_Текст_
▼
Ответ у меня такой: потому что люди, ответственные за кино, к сожалению, ничего не понимают в кино. И что самое страшное – им это и не нужно. Поверьте мне, хорошие зрительские фильмы возникают не благодаря помощи Госкино, редакторов и худсоветов, а вопреки им, иногда даже в сложной и напряженной борьбе.

К счастью, меня эта проблема коснулась лишь слегка и все благодаря тому, что произошла перестройка и я стал сам себе «и швец, и жнец и на дуде игрец!» Сам пишу сценарий, сам снимаю, теперь и сам монтирую, сам практически и финансирую. И сам продаю свои фильмы. Тьфу-тьфу-тьфу, не сглазить!

Три истории

Я расскажу три истории, которые не могли бы произойти в нашем советском кино. А если бы произошла хоть одна из них -режиссер Эйрамджан больше бы ни снял ни одного фильма.

История первая. Съемки без оператора

На фильме «Бабник» у меня был оператор Филипп Михайлов (он сразу попросил меня поставить в титры фильма псевдоним и потому в этой истории будет фигурировать под своим псевдонимом.) Филипп пришел со своей бригадой ассистен-тов, работали они быстро, четко, претензий у меня к ним не было, попутно ребята из его брагады продавали нам пленку по бросовой цене, говорили, что «Кодак», но как выяснилось после проявки, временами это была «Свема» вместо «Кодака». Но потом Филипп сидел в цехе обработки пленки, давал указания цветоустановщице и в результате «Свему» нельзя было отличить от «Кодака» или наоборот. Он сам признался, что к фильму поначалу относился халтурно, знал, что собираемся снять за 10 дней и потому не думал, что за такой срок можно сделать что-то стоящее. А когда потом получил дополнительно к гонорару деньги от проката фильма, изменил свое мнение о фильме и, соответственно, отношение ко мне, стал позванивать, напоминать, чтоб на следующий фильм я взял бы обязательно его. И я его пригласил и он снял несколько эпизодов в «Новом Одеоне». Я был им доволен и собирался пригласить на следующую картину, но когда мы приступили к съемкам «Жениха из Майами» он был занят на какой-то картине и «Жениха» снял прекрасный оператор Борис Кочеров, с котором я решил после этого не расставаться –настолько он был профессионален и психологически комфортен в нашей немногочисленной группе. Мы с Кочеровым сняли «Жениха», потом «Третий не лишний» и когда собрались снимать «Импотента»
▲
_Задание_
Ответьте, пожалуйста, по тексту о съемках фильмов:
1. Вопреки кому, согласно тексту, возникают хорошие зрительские фильмы?
2. За сколько дней собирались снять фильм «Бабник»?
3. Какой оператор снял «Жениха из Майами»?

_Извлечённые данные_
▼
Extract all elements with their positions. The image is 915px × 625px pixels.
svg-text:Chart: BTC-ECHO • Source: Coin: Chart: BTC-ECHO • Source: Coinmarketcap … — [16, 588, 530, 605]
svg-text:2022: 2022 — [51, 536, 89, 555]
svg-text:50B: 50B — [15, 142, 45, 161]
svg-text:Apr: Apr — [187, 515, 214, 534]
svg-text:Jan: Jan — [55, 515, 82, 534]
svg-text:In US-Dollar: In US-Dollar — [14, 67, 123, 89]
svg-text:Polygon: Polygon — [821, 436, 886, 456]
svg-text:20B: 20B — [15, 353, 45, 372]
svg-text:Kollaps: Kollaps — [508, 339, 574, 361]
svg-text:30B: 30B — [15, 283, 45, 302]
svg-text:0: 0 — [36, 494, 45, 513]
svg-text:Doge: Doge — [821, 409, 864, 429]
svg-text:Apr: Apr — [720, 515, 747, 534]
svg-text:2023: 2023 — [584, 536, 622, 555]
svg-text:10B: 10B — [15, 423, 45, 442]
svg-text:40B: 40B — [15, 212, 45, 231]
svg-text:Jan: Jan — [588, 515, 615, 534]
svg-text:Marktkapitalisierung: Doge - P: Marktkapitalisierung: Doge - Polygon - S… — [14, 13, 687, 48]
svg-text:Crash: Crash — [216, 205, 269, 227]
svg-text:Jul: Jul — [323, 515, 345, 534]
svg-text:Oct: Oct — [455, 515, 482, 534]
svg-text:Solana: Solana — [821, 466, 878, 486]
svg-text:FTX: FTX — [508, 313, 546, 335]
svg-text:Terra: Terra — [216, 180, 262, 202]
▲
_Полный ответ_
1. Вопреки Госкино, редакторам и худсоветам.
2. За 10 дней.
3. Борис Кочеров.